Stored entries:

.....

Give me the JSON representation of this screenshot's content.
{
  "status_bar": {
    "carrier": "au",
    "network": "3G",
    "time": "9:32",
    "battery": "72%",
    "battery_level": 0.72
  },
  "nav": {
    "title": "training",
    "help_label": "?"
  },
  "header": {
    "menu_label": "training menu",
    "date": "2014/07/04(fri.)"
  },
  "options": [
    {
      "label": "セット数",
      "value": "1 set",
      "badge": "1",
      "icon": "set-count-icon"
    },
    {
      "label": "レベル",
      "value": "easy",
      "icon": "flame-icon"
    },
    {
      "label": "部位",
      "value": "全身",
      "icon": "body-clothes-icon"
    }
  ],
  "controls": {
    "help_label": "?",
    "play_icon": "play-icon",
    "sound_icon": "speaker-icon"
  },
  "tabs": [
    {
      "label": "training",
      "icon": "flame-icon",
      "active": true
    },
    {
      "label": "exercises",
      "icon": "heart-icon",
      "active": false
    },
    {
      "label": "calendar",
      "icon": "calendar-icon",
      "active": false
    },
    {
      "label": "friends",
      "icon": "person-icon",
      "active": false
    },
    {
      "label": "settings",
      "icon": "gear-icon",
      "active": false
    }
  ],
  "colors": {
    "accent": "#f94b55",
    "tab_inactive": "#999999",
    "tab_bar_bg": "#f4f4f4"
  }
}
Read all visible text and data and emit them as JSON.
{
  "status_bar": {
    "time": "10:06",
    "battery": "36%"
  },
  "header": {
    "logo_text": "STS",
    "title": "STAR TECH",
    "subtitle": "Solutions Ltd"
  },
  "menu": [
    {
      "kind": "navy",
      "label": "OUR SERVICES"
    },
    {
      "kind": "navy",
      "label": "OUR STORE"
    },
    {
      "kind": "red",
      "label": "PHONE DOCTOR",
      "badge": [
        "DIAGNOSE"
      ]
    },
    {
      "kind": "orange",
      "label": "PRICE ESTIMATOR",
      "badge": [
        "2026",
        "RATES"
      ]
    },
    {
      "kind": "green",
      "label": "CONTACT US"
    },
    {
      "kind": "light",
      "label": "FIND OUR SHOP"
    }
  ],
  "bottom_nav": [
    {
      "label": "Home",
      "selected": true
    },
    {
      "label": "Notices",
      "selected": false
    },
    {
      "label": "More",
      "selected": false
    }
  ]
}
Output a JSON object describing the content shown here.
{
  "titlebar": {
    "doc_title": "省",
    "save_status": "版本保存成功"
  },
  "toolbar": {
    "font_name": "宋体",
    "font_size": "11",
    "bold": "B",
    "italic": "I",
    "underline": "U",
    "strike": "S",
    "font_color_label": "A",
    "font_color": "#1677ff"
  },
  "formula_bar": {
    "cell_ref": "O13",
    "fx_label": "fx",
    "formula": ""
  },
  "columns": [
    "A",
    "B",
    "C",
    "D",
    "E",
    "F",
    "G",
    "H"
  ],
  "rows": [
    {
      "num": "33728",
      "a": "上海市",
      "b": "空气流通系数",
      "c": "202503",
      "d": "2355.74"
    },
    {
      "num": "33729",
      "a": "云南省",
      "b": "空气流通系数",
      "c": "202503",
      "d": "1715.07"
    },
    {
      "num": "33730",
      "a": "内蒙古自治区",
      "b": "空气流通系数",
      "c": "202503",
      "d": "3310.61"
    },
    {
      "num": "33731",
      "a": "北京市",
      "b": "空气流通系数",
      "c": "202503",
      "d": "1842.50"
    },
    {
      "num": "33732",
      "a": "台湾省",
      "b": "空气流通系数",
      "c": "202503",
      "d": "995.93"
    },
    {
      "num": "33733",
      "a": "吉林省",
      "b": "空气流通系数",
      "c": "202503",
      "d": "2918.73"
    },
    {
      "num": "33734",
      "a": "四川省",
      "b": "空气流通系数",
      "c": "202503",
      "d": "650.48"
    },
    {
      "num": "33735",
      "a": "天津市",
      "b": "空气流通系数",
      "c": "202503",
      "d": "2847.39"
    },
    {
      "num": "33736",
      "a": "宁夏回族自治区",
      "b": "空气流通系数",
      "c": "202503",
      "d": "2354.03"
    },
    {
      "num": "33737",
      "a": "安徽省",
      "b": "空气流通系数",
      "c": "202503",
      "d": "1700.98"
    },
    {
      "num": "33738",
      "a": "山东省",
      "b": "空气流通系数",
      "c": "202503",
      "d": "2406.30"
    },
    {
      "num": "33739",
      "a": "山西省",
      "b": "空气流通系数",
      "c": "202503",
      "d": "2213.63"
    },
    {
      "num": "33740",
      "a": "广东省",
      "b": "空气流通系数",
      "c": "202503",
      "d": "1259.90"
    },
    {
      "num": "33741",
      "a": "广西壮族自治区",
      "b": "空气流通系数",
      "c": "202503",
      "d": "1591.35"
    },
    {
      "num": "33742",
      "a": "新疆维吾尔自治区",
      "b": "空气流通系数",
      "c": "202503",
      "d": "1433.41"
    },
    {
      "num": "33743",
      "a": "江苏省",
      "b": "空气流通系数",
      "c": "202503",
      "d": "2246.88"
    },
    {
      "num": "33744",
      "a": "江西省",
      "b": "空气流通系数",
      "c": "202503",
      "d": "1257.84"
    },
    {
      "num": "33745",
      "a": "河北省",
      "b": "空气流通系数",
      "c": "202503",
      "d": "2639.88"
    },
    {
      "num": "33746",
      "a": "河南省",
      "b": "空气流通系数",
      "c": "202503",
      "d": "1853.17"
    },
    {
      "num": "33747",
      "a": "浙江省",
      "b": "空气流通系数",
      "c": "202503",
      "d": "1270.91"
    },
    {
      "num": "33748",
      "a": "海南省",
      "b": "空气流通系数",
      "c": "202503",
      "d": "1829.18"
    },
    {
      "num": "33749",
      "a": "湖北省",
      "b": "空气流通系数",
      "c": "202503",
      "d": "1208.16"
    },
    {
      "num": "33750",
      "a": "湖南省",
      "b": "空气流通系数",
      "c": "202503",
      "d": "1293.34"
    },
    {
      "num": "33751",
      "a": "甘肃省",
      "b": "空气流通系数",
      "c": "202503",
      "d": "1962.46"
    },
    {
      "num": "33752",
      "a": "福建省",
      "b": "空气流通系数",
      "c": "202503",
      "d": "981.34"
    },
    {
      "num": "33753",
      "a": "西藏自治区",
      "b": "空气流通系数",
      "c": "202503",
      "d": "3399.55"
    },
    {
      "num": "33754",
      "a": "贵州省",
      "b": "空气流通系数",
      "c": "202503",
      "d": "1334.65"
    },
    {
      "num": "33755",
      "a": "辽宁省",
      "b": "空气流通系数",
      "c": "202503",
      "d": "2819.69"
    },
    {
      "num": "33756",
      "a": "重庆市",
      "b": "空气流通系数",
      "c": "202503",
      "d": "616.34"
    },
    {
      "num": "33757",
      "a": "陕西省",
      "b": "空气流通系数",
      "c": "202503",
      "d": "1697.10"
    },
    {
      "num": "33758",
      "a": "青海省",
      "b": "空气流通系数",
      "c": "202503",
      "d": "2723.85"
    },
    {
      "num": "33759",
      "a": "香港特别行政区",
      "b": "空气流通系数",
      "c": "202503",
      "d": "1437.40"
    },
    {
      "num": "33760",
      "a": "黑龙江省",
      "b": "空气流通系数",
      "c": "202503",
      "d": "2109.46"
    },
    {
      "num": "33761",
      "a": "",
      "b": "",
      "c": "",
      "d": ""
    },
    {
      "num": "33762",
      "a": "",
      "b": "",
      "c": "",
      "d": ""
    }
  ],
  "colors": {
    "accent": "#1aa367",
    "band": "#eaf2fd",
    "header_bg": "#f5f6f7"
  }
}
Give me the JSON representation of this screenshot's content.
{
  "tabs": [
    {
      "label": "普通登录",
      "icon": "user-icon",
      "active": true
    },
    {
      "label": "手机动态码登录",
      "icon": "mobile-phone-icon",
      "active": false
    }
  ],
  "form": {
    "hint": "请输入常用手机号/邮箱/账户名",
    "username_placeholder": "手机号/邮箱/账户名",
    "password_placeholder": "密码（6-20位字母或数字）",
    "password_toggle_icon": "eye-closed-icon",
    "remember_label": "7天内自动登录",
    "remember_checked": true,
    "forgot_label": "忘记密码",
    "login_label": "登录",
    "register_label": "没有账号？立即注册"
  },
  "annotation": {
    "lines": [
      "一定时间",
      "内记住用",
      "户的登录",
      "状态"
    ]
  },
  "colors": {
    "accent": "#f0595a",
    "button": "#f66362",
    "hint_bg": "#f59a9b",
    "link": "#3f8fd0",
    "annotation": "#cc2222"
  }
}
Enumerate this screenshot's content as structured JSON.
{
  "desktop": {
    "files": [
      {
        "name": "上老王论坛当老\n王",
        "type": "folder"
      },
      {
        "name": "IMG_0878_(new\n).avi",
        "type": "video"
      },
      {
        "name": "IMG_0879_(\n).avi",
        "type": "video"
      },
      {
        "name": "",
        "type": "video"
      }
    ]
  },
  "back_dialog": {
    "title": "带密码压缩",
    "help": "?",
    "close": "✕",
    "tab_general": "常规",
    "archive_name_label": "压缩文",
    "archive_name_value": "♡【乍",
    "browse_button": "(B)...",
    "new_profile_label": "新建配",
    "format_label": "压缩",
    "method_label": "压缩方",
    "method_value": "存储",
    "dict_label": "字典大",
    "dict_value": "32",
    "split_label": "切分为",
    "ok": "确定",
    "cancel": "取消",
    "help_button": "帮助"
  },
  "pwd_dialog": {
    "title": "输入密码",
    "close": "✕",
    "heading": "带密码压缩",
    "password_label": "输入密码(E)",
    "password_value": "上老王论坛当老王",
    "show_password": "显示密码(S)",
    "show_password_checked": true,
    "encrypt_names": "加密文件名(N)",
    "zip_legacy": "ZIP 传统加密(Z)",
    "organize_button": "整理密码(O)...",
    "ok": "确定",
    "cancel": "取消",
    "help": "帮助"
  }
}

.....

Reproduce the records above exactly, starting with the line that contains "Enumerate this screenshot's" and ending with the last line.

--- ANSWER TO THIS TASK ---
Enumerate this screenshot's content as structured JSON.
{
  "desktop": {
    "files": [
      {
        "name": "上老王论坛当老\n王",
        "type": "folder"
      },
      {
        "name": "IMG_0878_(new\n).avi",
        "type": "video"
      },
      {
        "name": "IMG_0879_(\n).avi",
        "type": "video"
      },
      {
        "name": "",
        "type": "video"
      }
    ]
  },
  "back_dialog": {
    "title": "带密码压缩",
    "help": "?",
    "close": "✕",
    "tab_general": "常规",
    "archive_name_label": "压缩文",
    "archive_name_value": "♡【乍",
    "browse_button": "(B)...",
    "new_profile_label": "新建配",
    "format_label": "压缩",
    "method_label": "压缩方",
    "method_value": "存储",
    "dict_label": "字典大",
    "dict_value": "32",
    "split_label": "切分为",
    "ok": "确定",
    "cancel": "取消",
    "help_button": "帮助"
  },
  "pwd_dialog": {
    "title": "输入密码",
    "close": "✕",
    "heading": "带密码压缩",
    "password_label": "输入密码(E)",
    "password_value": "上老王论坛当老王",
    "show_password": "显示密码(S)",
    "show_password_checked": true,
    "encrypt_names": "加密文件名(N)",
    "zip_legacy": "ZIP 传统加密(Z)",
    "organize_button": "整理密码(O)...",
    "ok": "确定",
    "cancel": "取消",
    "help": "帮助"
  }
}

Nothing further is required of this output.